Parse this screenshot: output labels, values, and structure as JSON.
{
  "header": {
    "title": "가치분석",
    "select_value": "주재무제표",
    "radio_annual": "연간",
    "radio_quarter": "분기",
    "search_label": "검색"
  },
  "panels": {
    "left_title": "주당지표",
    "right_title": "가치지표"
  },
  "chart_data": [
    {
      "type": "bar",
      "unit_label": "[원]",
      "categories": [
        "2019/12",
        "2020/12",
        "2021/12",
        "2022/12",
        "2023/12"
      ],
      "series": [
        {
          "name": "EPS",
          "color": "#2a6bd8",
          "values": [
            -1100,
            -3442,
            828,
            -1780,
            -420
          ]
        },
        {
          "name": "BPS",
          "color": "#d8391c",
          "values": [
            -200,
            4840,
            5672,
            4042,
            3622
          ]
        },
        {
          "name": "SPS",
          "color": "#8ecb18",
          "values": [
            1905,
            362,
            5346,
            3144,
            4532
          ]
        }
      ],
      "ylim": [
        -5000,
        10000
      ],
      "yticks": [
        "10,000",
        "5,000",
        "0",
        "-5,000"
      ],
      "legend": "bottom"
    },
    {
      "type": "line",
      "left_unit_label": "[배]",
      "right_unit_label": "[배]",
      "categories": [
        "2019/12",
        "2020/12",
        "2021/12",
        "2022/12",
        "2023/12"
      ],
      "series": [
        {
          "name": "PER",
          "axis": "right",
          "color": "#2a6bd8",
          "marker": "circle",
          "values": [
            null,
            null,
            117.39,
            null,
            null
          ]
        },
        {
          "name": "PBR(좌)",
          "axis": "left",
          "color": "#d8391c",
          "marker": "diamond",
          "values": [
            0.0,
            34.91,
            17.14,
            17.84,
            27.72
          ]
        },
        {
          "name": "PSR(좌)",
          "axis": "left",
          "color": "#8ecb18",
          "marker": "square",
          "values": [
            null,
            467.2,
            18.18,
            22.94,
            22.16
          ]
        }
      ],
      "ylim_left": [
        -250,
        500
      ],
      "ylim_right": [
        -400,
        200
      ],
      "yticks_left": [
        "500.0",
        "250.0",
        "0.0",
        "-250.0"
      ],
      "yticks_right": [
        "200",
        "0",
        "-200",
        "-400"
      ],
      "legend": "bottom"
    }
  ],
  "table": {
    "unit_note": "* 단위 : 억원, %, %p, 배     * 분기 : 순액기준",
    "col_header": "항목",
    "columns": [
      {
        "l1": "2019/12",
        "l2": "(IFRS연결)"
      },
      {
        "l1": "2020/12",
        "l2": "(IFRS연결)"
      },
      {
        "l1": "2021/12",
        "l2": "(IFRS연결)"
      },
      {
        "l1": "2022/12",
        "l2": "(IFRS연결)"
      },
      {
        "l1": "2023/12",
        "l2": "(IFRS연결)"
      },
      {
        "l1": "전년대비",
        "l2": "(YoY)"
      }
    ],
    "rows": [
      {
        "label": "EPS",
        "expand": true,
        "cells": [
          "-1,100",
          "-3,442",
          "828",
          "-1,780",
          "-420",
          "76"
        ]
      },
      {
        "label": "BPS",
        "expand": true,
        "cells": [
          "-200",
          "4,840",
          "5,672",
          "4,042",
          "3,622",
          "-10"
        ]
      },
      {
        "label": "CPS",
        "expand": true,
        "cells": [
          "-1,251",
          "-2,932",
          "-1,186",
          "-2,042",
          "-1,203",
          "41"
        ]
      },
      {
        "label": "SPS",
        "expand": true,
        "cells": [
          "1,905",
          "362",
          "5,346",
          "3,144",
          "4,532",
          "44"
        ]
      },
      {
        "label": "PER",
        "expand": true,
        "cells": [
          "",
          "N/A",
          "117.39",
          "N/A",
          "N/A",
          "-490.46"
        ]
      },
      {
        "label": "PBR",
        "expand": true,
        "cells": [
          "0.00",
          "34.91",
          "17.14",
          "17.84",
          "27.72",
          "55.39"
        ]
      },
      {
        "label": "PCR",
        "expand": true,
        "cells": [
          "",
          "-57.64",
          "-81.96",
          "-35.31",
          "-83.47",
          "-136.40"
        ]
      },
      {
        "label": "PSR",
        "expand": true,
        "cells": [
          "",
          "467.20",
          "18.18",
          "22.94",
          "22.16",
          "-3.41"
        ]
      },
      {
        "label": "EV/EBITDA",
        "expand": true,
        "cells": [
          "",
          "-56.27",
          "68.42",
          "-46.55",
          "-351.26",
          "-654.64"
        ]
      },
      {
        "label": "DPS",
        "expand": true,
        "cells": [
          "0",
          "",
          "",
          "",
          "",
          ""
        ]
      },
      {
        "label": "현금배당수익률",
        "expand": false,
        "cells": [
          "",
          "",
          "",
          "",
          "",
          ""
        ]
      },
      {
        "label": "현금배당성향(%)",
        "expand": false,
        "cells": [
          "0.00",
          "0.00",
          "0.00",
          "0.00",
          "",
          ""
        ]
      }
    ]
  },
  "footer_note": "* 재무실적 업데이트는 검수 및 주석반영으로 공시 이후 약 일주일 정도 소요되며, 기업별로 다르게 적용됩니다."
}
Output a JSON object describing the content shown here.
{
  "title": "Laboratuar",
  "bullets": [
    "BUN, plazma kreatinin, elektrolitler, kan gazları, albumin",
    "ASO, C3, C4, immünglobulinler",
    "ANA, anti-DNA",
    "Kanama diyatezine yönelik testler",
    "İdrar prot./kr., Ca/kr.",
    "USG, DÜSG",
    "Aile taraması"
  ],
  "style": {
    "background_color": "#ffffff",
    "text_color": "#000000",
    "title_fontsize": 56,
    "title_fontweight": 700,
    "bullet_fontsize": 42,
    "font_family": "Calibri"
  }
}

**Short problem:** Repeat exactly the lines above from the line that contains "Output a JSON" through the end. Include both of these ends; leave out everything else.

**Output:**
Output a JSON object describing the content shown here.
{
  "title": "Laboratuar",
  "bullets": [
    "BUN, plazma kreatinin, elektrolitler, kan gazları, albumin",
    "ASO, C3, C4, immünglobulinler",
    "ANA, anti-DNA",
    "Kanama diyatezine yönelik testler",
    "İdrar prot./kr., Ca/kr.",
    "USG, DÜSG",
    "Aile taraması"
  ],
  "style": {
    "background_color": "#ffffff",
    "text_color": "#000000",
    "title_fontsize": 56,
    "title_fontweight": 700,
    "bullet_fontsize": 42,
    "font_family": "Calibri"
  }
}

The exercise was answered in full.